Provided material —
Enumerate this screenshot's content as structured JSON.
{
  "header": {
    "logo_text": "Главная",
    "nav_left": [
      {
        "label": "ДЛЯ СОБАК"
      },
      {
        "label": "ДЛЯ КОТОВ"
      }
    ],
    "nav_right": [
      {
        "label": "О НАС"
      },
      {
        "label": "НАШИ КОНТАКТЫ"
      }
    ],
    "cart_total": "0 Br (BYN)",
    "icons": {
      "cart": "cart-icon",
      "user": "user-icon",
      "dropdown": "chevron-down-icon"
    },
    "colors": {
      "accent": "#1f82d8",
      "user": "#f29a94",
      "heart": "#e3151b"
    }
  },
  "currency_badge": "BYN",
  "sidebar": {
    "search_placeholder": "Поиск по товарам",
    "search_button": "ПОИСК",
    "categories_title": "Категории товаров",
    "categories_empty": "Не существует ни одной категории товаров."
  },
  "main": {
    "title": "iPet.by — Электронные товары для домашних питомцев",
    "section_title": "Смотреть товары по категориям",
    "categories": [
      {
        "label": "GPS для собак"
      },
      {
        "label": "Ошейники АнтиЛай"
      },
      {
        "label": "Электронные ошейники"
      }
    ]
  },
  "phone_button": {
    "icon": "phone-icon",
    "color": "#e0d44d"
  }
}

The problem — Write the entries again, exactly as they stand.

Solution to this task —
Enumerate this screenshot's content as structured JSON.
{
  "header": {
    "logo_text": "Главная",
    "nav_left": [
      {
        "label": "ДЛЯ СОБАК"
      },
      {
        "label": "ДЛЯ КОТОВ"
      }
    ],
    "nav_right": [
      {
        "label": "О НАС"
      },
      {
        "label": "НАШИ КОНТАКТЫ"
      }
    ],
    "cart_total": "0 Br (BYN)",
    "icons": {
      "cart": "cart-icon",
      "user": "user-icon",
      "dropdown": "chevron-down-icon"
    },
    "colors": {
      "accent": "#1f82d8",
      "user": "#f29a94",
      "heart": "#e3151b"
    }
  },
  "currency_badge": "BYN",
  "sidebar": {
    "search_placeholder": "Поиск по товарам",
    "search_button": "ПОИСК",
    "categories_title": "Категории товаров",
    "categories_empty": "Не существует ни одной категории товаров."
  },
  "main": {
    "title": "iPet.by — Электронные товары для домашних питомцев",
    "section_title": "Смотреть товары по категориям",
    "categories": [
      {
        "label": "GPS для собак"
      },
      {
        "label": "Ошейники АнтиЛай"
      },
      {
        "label": "Электронные ошейники"
      }
    ]
  },
  "phone_button": {
    "icon": "phone-icon",
    "color": "#e0d44d"
  }
}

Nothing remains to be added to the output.